**Given instruction:** In the extract on Romanian land ownership, what did Romania export in large quantities before the First World War?

**Source extract:**

The consequences are felt most acutely in the complications that arise over the distribution and sale of property. Between the wars, King Ferdinand of Greater Romania, which celebrated its centenary in 2018, redistributed, peacefully, vast amounts of agricultural land to the Romanian peasantry, who lacked the means and the desire to exploit it other than for their own subsistence.
Romanians are a ‘prolific nation’ as the recently deceased gentleman historian Neagu Djuvara puts it, and this, combined with the rejection of the principle of primogeniture in inheritance in favour of equality between all siblings of either sex, meant that what started out as small properties became rapidly smaller as land lots were divided up among numerous offspring.
The economic impact of this fragmentation of land ownership was, of course, stagnation. Before the First World War, Romania was a big exporter of grain. After the agrarian reforms of 1918–1922, which broke up large estates and gave the land to hundreds of thousands of poor peasants, output plummeted.
The sale of agricultural land, both for the owners and for the would-be buyers, is a torturous affair. Deeds of ownership are rarely formalised before a public notary. Instead, they remain as hand scribbled notes passed down the generations. These hand contracts are recognised by the local townhall, which collects taxes on them. But villagers are reluctant to formalise their title deeds because it is such a laborious matter and can cost more than the land itself is worth. If eventually the property is sold before a notary, it is usually because the buyer has offered to pay all the back taxes and penalties accumulated by the sellers over many years. In exchange for settlement of the debts on the property, a notary provides the owners with clear deeds, which they can then sell.
An acquaintance had decided to buy some land from a certain Victor and his six siblings. He described what followed in glorious, gruesome detail.
"I managed to find Victor sober one morning in his two roomed brick house. His love of the hard stuff may be forgiven: He shares his little home with his wife, his son and his son’s wife and their new born baby girl, and his daughter, her husband and their new born baby boy. Both young fathers are away most of the year in Germany.
I suggested that we might be interested in a small plot of land, barely more than two hectares. He said he must talk to his sister who lives in a nearby town. He talked to her and it seemed promising as she had all the ‘paperwork’. So Victor and I drove into town to meet his sister, Tanti Brandusa.
Looking at the two siblings standing before each other, I was reminded of the fight between Carnival and Lent. Victor is an emaciated fellow with tired, glazed eyes and a long grey face ingrained with dirt. He gave up regular meals long ago in favour of tobacco and drink. His sister Brandusa is large and heavy, her face the picture of a damson plum, plump and ovoid in shape, slightly pointed at the chin end, with purplish skin spattered in glaucous grey blotches.

**Given information:**
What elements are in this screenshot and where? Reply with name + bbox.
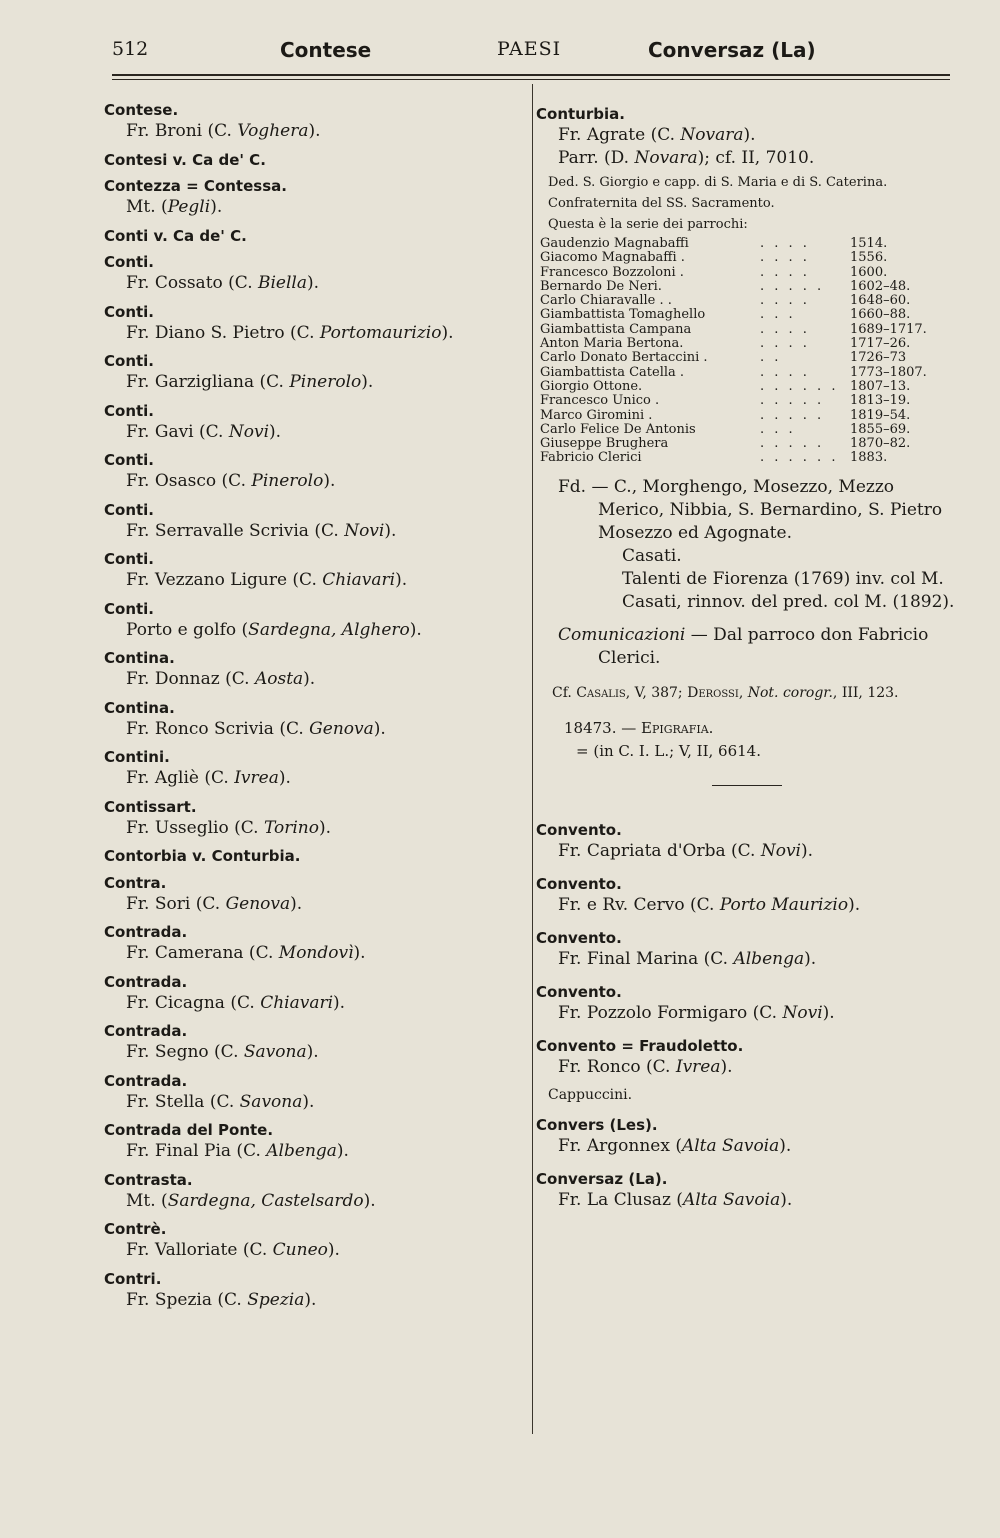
entry-line: Fr. Final Pia (C. Albenga).: [126, 1141, 349, 1161]
entry-line: Fr. Broni (C. Voghera).: [126, 121, 321, 141]
dictionary-entry: [104, 1269, 524, 1312]
priest-years: 1556.: [850, 250, 888, 266]
priest-table: [540, 237, 940, 466]
dictionary-entry: [104, 747, 524, 790]
entry-head: Conturbia.: [536, 105, 625, 123]
priest-row: [540, 323, 940, 337]
dedication-note: Ded. S. Giorgio e capp. di S. Maria e di S. Caterina.: [548, 175, 888, 190]
dictionary-entry: [104, 252, 524, 295]
dictionary-entry: [104, 873, 524, 916]
leader-dots: . .: [760, 351, 782, 366]
leader-dots: . . . .: [760, 251, 810, 266]
entry-head: Conti.: [104, 500, 155, 519]
dictionary-entry: [104, 500, 524, 543]
comunicazioni-text: — Dal parroco don Fabricio Clerici.: [598, 624, 929, 668]
leader-dots: . . . . .: [760, 437, 825, 452]
dictionary-entry: [536, 1115, 956, 1158]
entry-line: Mt. (Pegli).: [126, 197, 223, 217]
comunicazioni-label: Comunicazioni: [558, 624, 686, 645]
dictionary-entry: [104, 401, 524, 444]
dictionary-entry: [536, 874, 956, 917]
dictionary-entry: [104, 226, 524, 246]
entry-head: Conversaz (La).: [536, 1169, 668, 1188]
entry-head: Convento = Fraudoletto.: [536, 1036, 744, 1055]
running-header: [112, 38, 950, 70]
priest-list-intro: Questa è la serie dei parrochi:: [548, 217, 748, 232]
epigrafia-line: [536, 717, 956, 740]
priest-name: Francesco Bozzoloni .: [540, 264, 684, 280]
dictionary-entry: [104, 648, 524, 691]
priest-row: [540, 366, 940, 380]
page-number: 512: [112, 38, 149, 60]
priest-years: 1855–69.: [850, 421, 911, 437]
entry-line: Fr. e Rv. Cervo (C. Porto Maurizio).: [558, 894, 861, 915]
dictionary-entry: [536, 1169, 956, 1212]
header-first-term: Contese: [280, 38, 372, 62]
entry-head: Contrada.: [104, 972, 188, 991]
dictionary-entry: [104, 549, 524, 592]
dictionary-entry: [104, 846, 524, 866]
priest-name: Giorgio Ottone.: [540, 378, 643, 394]
priest-row: [540, 409, 940, 423]
priest-years: 1689–1717.: [850, 321, 927, 337]
leader-dots: . . . .: [760, 337, 810, 352]
priest-name: Carlo Felice De Antonis: [540, 421, 696, 437]
cf-author-casalis: Casalis: [576, 684, 626, 701]
entry-head: Contezza = Contessa.: [104, 177, 287, 195]
priest-row: [540, 394, 940, 408]
priest-row: [540, 237, 940, 251]
entry-head: Contrada.: [104, 1071, 188, 1090]
priest-years: 1870–82.: [850, 436, 911, 452]
fd-talenti: Talenti de Fiorenza (1769) inv. col M.: [622, 568, 944, 589]
entry-head: Contini.: [104, 748, 170, 766]
fd-paragraph: Fd. — C., Morghengo, Mosezzo, Mezzo Merico, Nibbia, S. Bernardino, S. Pietro Mosezzo ed Agognate.: [558, 476, 943, 543]
entry-line: Mt. (Sardegna, Castelsardo).: [126, 1190, 376, 1211]
leader-dots: . . . .: [760, 365, 810, 380]
entry-line: Fr. Vezzano Ligure (C. Chiavari).: [126, 570, 408, 590]
dictionary-entry: [104, 797, 524, 840]
entry-line: Fr. Stella (C. Savona).: [126, 1091, 315, 1112]
priest-years: 1726–73: [850, 350, 907, 366]
entry-note: Cappuccini.: [548, 1086, 633, 1103]
entry-line: Fr. Agliè (C. Ivrea).: [126, 768, 291, 788]
entry-head: Contesi v. Ca de' C.: [104, 150, 266, 169]
entry-head: Contrada.: [104, 1022, 188, 1040]
entry-line: Fr. Gavi (C. Novi).: [126, 421, 282, 442]
priest-name: Carlo Chiaravalle . .: [540, 293, 672, 309]
dictionary-entry: [104, 1170, 524, 1213]
entry-line: Fr. Ronco Scrivia (C. Genova).: [126, 718, 386, 739]
leader-dots: . . . . .: [760, 408, 825, 423]
leader-dots: . . . . . .: [760, 379, 839, 394]
leader-dots: . . . . .: [760, 279, 825, 294]
priest-name: Giambattista Catella .: [540, 364, 685, 380]
priest-years: 1717–26.: [850, 336, 911, 352]
citation: [536, 684, 956, 703]
dictionary-entry: [536, 928, 956, 971]
entry-head: Conti.: [104, 451, 155, 469]
entry-line: Fr. Usseglio (C. Torino).: [126, 817, 331, 838]
entry-line: Fr. Diano S. Pietro (C. Portomaurizio).: [126, 322, 454, 343]
section-separator: [712, 785, 782, 786]
priest-row: [540, 251, 940, 265]
entry-head: Contri.: [104, 1269, 162, 1288]
entry-head: Conti.: [104, 401, 155, 420]
entry-line: Porto e golfo (Sardegna, Alghero).: [126, 619, 422, 640]
priest-years: 1648–60.: [850, 293, 911, 309]
entry-line: Fr. Valloriate (C. Cuneo).: [126, 1240, 340, 1260]
entry-head: Contorbia v. Conturbia.: [104, 847, 301, 865]
leader-dots: . . . .: [760, 294, 810, 309]
entry-line: Fr. Osasco (C. Pinerolo).: [126, 471, 336, 491]
priest-row: [540, 351, 940, 365]
priest-name: Anton Maria Bertona.: [540, 336, 684, 352]
leader-dots: . . .: [760, 308, 796, 323]
epigrafia-number: 18473. —: [564, 718, 642, 737]
epigrafia-label: Epigrafia.: [641, 718, 714, 737]
cf-sep: ,: [738, 684, 748, 701]
entry-head: Convento.: [536, 820, 622, 839]
entry-head: Conti v. Ca de' C.: [104, 226, 247, 245]
priest-name: Giambattista Campana: [540, 321, 692, 337]
header-last-term: Conversaz (La): [648, 38, 816, 62]
dictionary-entry: [104, 972, 524, 1015]
spacer: [536, 670, 956, 680]
cf-author-derossi: Derossi: [687, 684, 739, 701]
entry-head: Convers (Les).: [536, 1115, 658, 1134]
priest-name: Giambattista Tomaghello: [540, 307, 706, 323]
entry-head: Contissart.: [104, 797, 197, 816]
leader-dots: . . . .: [760, 237, 810, 251]
leader-dots: . . .: [760, 422, 796, 437]
entry-line: Parr. (D. Novara); cf. II, 7010.: [558, 148, 815, 168]
priest-row: [540, 266, 940, 280]
dictionary-entry: [104, 100, 524, 143]
entry-line: Fr. Spezia (C. Spezia).: [126, 1289, 317, 1310]
entry-line: Fr. Cossato (C. Biella).: [126, 273, 320, 293]
leader-dots: . . . .: [760, 322, 810, 337]
dictionary-entry: [536, 1036, 956, 1104]
dictionary-entry: [104, 351, 524, 394]
priest-row: [540, 423, 940, 437]
cf-work: Not. corogr.: [747, 684, 833, 701]
entry-head: Contina.: [104, 649, 175, 667]
leader-dots: . . . . .: [760, 394, 825, 409]
priest-years: 1807–13.: [850, 378, 911, 394]
entry-head: Convento.: [536, 874, 622, 893]
priest-name: Francesco Unico .: [540, 393, 660, 409]
left-column: [104, 100, 524, 1318]
priest-name: Bernardo De Neri.: [540, 278, 662, 294]
dictionary-entry: [104, 150, 524, 170]
priest-years: 1883.: [850, 450, 888, 466]
dictionary-entry: [536, 820, 956, 863]
cf-mid: , V, 387;: [625, 684, 688, 701]
header-rule-thick: [112, 74, 950, 76]
entry-line: Fr. Capriata d'Orba (C. Novi).: [558, 840, 814, 861]
priest-row: [540, 451, 940, 465]
dictionary-entry: [104, 450, 524, 493]
entry-line: Fr. Serravalle Scrivia (C. Novi).: [126, 520, 397, 541]
confraternity-note: Confraternita del SS. Sacramento.: [548, 196, 775, 211]
entry-head: Convento.: [536, 982, 622, 1001]
dictionary-entry: [104, 1071, 524, 1114]
entry-line: Fr. Pozzolo Formigaro (C. Novi).: [558, 1002, 835, 1023]
entry-head: Contrasta.: [104, 1170, 193, 1189]
entry-line: Fr. Final Marina (C. Albenga).: [558, 948, 817, 969]
dictionary-entry: [104, 599, 524, 642]
priest-years: 1602–48.: [850, 278, 911, 294]
priest-years: 1813–19.: [850, 393, 911, 409]
entry-head: Contrè.: [104, 1220, 167, 1238]
right-column: [536, 104, 956, 1223]
cf-prefix: Cf.: [552, 684, 577, 701]
priest-row: [540, 294, 940, 308]
priest-years: 1514.: [850, 236, 888, 251]
priest-row: [540, 337, 940, 351]
priest-name: Gaudenzio Magnabaffi: [540, 236, 689, 251]
fd-casati-rinnov: Casati, rinnov. del pred. col M. (1892).: [622, 591, 955, 612]
entry-head: Convento.: [536, 928, 622, 947]
priest-years: 1600.: [850, 264, 888, 280]
entry-head: Contina.: [104, 698, 175, 717]
comunicazioni: [536, 624, 956, 670]
entry-head: Contra.: [104, 873, 167, 892]
entry-head: Conti.: [104, 550, 155, 568]
spacer: [536, 707, 956, 717]
entry-line: Fr. Garzigliana (C. Pinerolo).: [126, 372, 374, 392]
priest-row: [540, 380, 940, 394]
entry-line: Fr. Ronco (C. Ivrea).: [558, 1056, 733, 1077]
entry-line: Fr. Cicagna (C. Chiavari).: [126, 992, 346, 1013]
priest-row: [540, 280, 940, 294]
priest-row: [540, 308, 940, 322]
spacer: [536, 614, 956, 624]
epigrafia-reference: = (in C. I. L.; V, II, 6614.: [576, 741, 761, 760]
priest-name: Giuseppe Brughera: [540, 436, 669, 452]
entry-head: Conti.: [104, 302, 155, 321]
column-divider: [532, 84, 533, 1434]
entry-line: Fr. Agrate (C. Novara).: [558, 125, 756, 145]
entry-head: Conti.: [104, 253, 155, 271]
header-section: PAESI: [497, 38, 562, 60]
dictionary-entry: [536, 982, 956, 1025]
entry-head: Conti.: [104, 352, 155, 370]
leader-dots: . . . .: [760, 265, 810, 280]
dictionary-entry: [104, 1120, 524, 1163]
header-rule-thin: [112, 79, 950, 80]
right-entries: [536, 820, 956, 1212]
entry-head: Conti.: [104, 599, 155, 618]
dictionary-entry: [104, 176, 524, 219]
priest-row: [540, 437, 940, 451]
priest-name: Carlo Donato Bertaccini .: [540, 350, 708, 366]
priest-years: 1819–54.: [850, 407, 911, 423]
dictionary-entry: [104, 1219, 524, 1262]
entry-head: Contrada del Ponte.: [104, 1121, 274, 1139]
dictionary-entry: [104, 922, 524, 965]
entry-line: Fr. La Clusaz (Alta Savoia).: [558, 1189, 793, 1210]
dictionary-entry: [104, 698, 524, 741]
leader-dots: . . . . . .: [760, 451, 839, 466]
cf-end: , III, 123.: [832, 684, 899, 701]
entry-line: Fr. Donnaz (C. Aosta).: [126, 669, 316, 689]
fd-casati: Casati.: [622, 545, 682, 566]
priest-years: 1773–1807.: [850, 364, 927, 380]
priest-name: Giacomo Magnabaffi .: [540, 250, 685, 266]
priest-name: Fabricio Clerici: [540, 450, 642, 466]
entry-line: Fr. Segno (C. Savona).: [126, 1042, 319, 1062]
priest-years: 1660–88.: [850, 307, 911, 323]
entry-head: Contese.: [104, 101, 179, 119]
entry-conturbia: [536, 104, 956, 763]
priest-name: Marco Giromini .: [540, 407, 653, 423]
entry-line: Fr. Argonnex (Alta Savoia).: [558, 1135, 792, 1156]
entry-line: Fr. Camerana (C. Mondovì).: [126, 943, 366, 963]
entry-head: Contrada.: [104, 923, 188, 941]
dictionary-entry: [104, 1021, 524, 1064]
entry-line: Fr. Sori (C. Genova).: [126, 893, 303, 914]
dictionary-entry: [104, 302, 524, 345]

**Correct result:** Grain.